_REQUIRED TASK_
Reproduce each line of the records below word for word, but omit the picture lines from your answer.

_Annotated element listings_
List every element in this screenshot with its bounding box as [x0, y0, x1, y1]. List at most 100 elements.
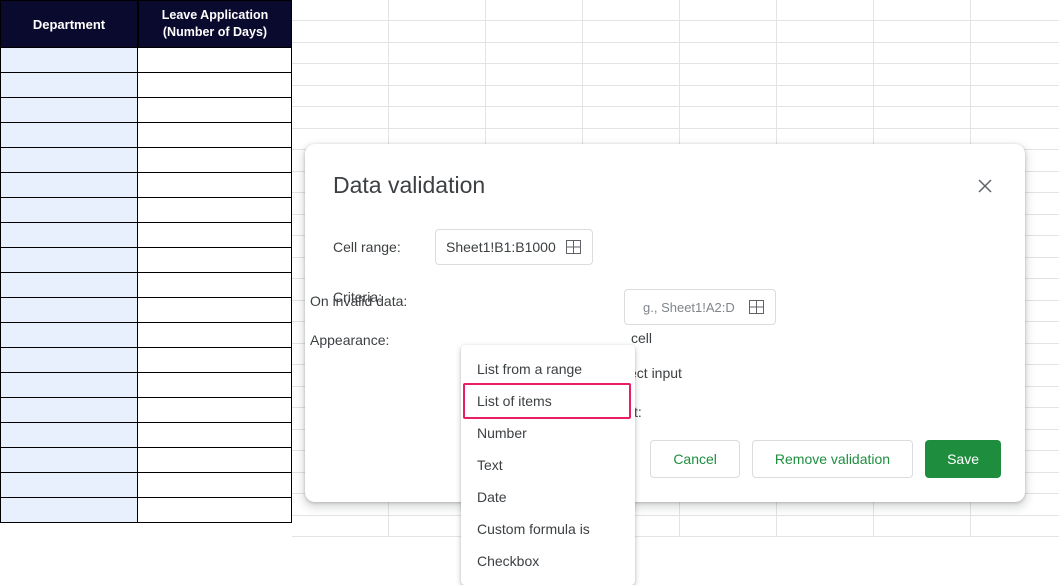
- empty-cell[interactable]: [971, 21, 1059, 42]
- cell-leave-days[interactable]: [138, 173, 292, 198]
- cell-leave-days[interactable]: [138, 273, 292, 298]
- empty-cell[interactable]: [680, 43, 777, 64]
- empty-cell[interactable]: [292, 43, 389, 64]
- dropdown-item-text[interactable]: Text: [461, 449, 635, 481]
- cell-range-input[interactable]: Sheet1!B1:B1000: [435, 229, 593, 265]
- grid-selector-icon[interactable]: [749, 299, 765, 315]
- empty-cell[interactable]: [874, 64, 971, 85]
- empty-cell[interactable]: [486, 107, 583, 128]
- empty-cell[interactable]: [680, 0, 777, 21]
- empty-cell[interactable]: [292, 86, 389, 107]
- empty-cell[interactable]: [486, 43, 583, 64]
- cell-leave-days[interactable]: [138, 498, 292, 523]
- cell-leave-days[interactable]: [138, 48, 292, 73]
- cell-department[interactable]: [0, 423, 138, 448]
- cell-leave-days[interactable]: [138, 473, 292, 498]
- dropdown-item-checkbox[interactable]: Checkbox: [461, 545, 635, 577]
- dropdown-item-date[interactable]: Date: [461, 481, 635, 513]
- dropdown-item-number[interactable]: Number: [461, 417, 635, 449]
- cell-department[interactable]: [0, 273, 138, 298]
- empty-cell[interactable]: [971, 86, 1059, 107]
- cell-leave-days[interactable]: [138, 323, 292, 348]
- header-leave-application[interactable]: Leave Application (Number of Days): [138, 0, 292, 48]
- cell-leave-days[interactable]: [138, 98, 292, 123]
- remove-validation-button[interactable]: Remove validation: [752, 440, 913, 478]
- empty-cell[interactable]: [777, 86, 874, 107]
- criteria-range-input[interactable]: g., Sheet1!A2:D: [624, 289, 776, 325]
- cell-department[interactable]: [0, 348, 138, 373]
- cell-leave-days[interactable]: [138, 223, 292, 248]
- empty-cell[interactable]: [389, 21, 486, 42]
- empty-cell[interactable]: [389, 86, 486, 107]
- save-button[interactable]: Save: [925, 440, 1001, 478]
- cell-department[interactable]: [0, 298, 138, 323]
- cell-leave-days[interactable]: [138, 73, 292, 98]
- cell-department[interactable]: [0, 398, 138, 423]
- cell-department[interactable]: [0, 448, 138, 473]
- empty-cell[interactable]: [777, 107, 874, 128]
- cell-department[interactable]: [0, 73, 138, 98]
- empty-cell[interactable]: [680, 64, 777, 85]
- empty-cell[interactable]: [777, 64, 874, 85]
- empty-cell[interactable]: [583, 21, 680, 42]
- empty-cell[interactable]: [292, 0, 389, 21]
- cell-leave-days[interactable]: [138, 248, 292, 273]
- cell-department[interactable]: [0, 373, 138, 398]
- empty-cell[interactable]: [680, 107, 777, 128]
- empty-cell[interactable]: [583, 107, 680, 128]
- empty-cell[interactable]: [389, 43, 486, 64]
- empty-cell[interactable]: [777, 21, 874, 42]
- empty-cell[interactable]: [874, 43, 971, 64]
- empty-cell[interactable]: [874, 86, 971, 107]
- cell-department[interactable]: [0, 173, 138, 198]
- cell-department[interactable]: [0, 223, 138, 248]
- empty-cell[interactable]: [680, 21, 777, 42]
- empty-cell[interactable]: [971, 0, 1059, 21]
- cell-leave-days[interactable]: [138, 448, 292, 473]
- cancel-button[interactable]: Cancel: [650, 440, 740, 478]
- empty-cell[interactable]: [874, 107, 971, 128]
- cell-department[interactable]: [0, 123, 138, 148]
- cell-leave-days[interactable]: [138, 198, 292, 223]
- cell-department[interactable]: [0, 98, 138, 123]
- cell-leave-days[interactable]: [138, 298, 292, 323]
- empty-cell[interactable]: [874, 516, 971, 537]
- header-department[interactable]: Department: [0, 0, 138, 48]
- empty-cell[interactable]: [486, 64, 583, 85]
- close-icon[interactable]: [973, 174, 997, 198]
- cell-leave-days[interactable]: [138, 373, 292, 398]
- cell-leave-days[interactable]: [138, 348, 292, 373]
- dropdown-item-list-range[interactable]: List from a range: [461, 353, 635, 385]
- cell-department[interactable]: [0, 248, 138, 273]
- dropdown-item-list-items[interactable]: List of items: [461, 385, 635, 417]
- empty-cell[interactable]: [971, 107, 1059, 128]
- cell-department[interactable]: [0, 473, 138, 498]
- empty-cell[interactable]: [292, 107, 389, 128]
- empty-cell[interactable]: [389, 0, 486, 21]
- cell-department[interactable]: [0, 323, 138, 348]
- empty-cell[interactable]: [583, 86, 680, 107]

_EXERCISE ANSWER_
List every element in this screenshot with its bounding box as [x0, y0, x1, y1]. List at most 100 elements.
- empty-cell[interactable]: [971, 21, 1059, 42]
- cell-leave-days[interactable]: [138, 173, 292, 198]
- cell-leave-days[interactable]: [138, 273, 292, 298]
- empty-cell[interactable]: [680, 43, 777, 64]
- empty-cell[interactable]: [292, 43, 389, 64]
- dropdown-item-text[interactable]: Text: [461, 449, 635, 481]
- cell-range-input[interactable]: Sheet1!B1:B1000: [435, 229, 593, 265]
- grid-selector-icon[interactable]: [749, 299, 765, 315]
- empty-cell[interactable]: [874, 64, 971, 85]
- empty-cell[interactable]: [486, 107, 583, 128]
- empty-cell[interactable]: [680, 0, 777, 21]
- empty-cell[interactable]: [292, 86, 389, 107]
- empty-cell[interactable]: [486, 43, 583, 64]
- cell-leave-days[interactable]: [138, 498, 292, 523]
- cell-leave-days[interactable]: [138, 48, 292, 73]
- cell-department[interactable]: [0, 423, 138, 448]
- cell-leave-days[interactable]: [138, 473, 292, 498]
- dropdown-item-checkbox[interactable]: Checkbox: [461, 545, 635, 577]
- dropdown-item-date[interactable]: Date: [461, 481, 635, 513]
- dropdown-item-number[interactable]: Number: [461, 417, 635, 449]
- cell-department[interactable]: [0, 273, 138, 298]
- empty-cell[interactable]: [971, 86, 1059, 107]
- cell-leave-days[interactable]: [138, 323, 292, 348]
- header-leave-application[interactable]: Leave Application (Number of Days): [138, 0, 292, 48]
- cell-leave-days[interactable]: [138, 98, 292, 123]
- remove-validation-button[interactable]: Remove validation: [752, 440, 913, 478]
- empty-cell[interactable]: [777, 86, 874, 107]
- criteria-range-input[interactable]: g., Sheet1!A2:D: [624, 289, 776, 325]
- cell-department[interactable]: [0, 348, 138, 373]
- cell-leave-days[interactable]: [138, 223, 292, 248]
- empty-cell[interactable]: [389, 21, 486, 42]
- empty-cell[interactable]: [389, 86, 486, 107]
- save-button[interactable]: Save: [925, 440, 1001, 478]
- cell-department[interactable]: [0, 298, 138, 323]
- cell-leave-days[interactable]: [138, 73, 292, 98]
- cell-department[interactable]: [0, 398, 138, 423]
- cell-department[interactable]: [0, 448, 138, 473]
- empty-cell[interactable]: [777, 107, 874, 128]
- cell-department[interactable]: [0, 73, 138, 98]
- empty-cell[interactable]: [680, 64, 777, 85]
- empty-cell[interactable]: [777, 64, 874, 85]
- empty-cell[interactable]: [583, 21, 680, 42]
- empty-cell[interactable]: [292, 0, 389, 21]
- cell-leave-days[interactable]: [138, 248, 292, 273]
- cell-department[interactable]: [0, 373, 138, 398]
- empty-cell[interactable]: [680, 107, 777, 128]
- empty-cell[interactable]: [583, 107, 680, 128]
- empty-cell[interactable]: [389, 43, 486, 64]
- empty-cell[interactable]: [777, 21, 874, 42]
- empty-cell[interactable]: [874, 43, 971, 64]
- empty-cell[interactable]: [874, 86, 971, 107]
- cell-department[interactable]: [0, 173, 138, 198]
- cell-department[interactable]: [0, 223, 138, 248]
- empty-cell[interactable]: [680, 21, 777, 42]
- empty-cell[interactable]: [971, 0, 1059, 21]
- cell-leave-days[interactable]: [138, 448, 292, 473]
- cancel-button[interactable]: Cancel: [650, 440, 740, 478]
- empty-cell[interactable]: [874, 107, 971, 128]
- cell-department[interactable]: [0, 123, 138, 148]
- cell-leave-days[interactable]: [138, 198, 292, 223]
- cell-department[interactable]: [0, 98, 138, 123]
- cell-leave-days[interactable]: [138, 298, 292, 323]
- empty-cell[interactable]: [874, 516, 971, 537]
- header-department[interactable]: Department: [0, 0, 138, 48]
- empty-cell[interactable]: [486, 64, 583, 85]
- close-icon[interactable]: [973, 174, 997, 198]
- cell-leave-days[interactable]: [138, 373, 292, 398]
- cell-leave-days[interactable]: [138, 348, 292, 373]
- dropdown-item-list-range[interactable]: List from a range: [461, 353, 635, 385]
- cell-department[interactable]: [0, 248, 138, 273]
- dropdown-item-list-items[interactable]: List of items: [461, 385, 635, 417]
- empty-cell[interactable]: [971, 107, 1059, 128]
- cell-department[interactable]: [0, 473, 138, 498]
- empty-cell[interactable]: [292, 107, 389, 128]
- empty-cell[interactable]: [389, 0, 486, 21]
- cell-department[interactable]: [0, 323, 138, 348]
- empty-cell[interactable]: [583, 86, 680, 107]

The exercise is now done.